### Required work
Starting at the line that contains "Type out the text in this image.", write out each line through the end of the data below, exactly as it stands. Skip any pictures.

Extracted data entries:
● ● ● ●

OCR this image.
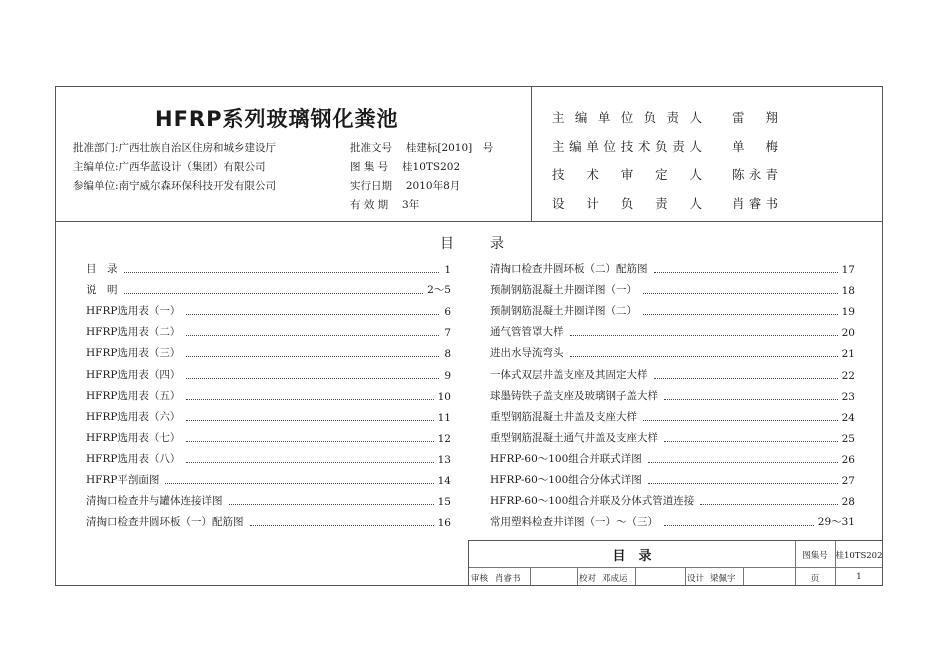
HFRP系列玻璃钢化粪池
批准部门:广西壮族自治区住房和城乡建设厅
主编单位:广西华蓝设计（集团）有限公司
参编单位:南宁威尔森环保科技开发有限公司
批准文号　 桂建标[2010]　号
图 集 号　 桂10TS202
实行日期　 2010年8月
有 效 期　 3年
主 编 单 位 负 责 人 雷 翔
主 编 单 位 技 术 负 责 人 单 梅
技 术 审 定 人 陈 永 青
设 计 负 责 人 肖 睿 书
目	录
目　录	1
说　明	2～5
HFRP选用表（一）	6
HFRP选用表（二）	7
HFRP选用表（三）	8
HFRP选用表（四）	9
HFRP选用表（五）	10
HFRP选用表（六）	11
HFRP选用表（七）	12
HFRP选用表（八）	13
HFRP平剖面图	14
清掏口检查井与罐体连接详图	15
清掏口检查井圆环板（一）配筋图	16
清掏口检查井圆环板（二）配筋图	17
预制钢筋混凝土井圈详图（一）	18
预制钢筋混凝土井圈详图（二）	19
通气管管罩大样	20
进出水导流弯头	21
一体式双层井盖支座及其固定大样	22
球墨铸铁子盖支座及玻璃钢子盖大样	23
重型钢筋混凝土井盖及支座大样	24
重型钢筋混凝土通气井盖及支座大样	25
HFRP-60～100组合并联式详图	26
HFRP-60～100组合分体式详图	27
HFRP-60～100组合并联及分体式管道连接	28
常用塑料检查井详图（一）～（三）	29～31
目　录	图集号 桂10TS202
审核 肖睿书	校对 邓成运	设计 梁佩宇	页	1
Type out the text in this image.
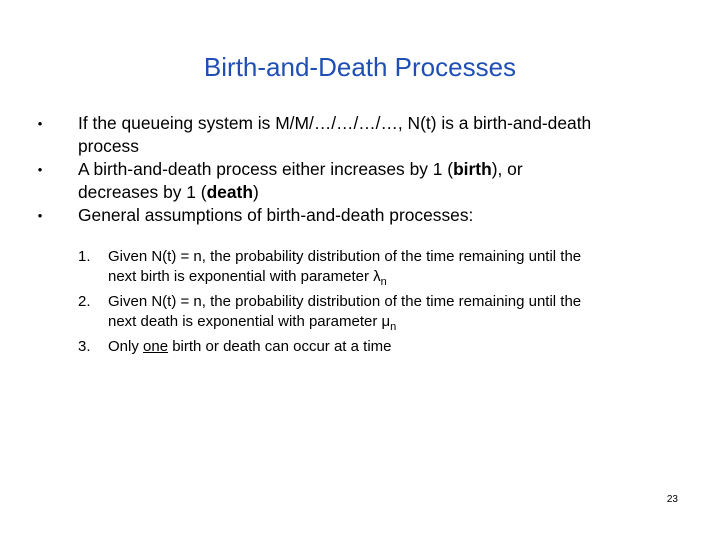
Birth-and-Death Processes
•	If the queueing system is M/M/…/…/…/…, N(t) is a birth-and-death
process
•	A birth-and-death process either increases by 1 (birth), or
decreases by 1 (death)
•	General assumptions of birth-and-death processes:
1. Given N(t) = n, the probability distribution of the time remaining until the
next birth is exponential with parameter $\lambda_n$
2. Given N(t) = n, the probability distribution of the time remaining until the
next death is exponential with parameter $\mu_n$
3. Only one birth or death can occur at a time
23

● ● ● ●

### Completed exercise
Type out the text in this image.
Birth-and-Death Processes
•	If the queueing system is M/M/…/…/…/…, N(t) is a birth-and-death
process
•	A birth-and-death process either increases by 1 (birth), or
decreases by 1 (death)
•	General assumptions of birth-and-death processes:
1. Given N(t) = n, the probability distribution of the time remaining until the
next birth is exponential with parameter $\lambda_n$
2. Given N(t) = n, the probability distribution of the time remaining until the
next death is exponential with parameter $\mu_n$
3. Only one birth or death can occur at a time
23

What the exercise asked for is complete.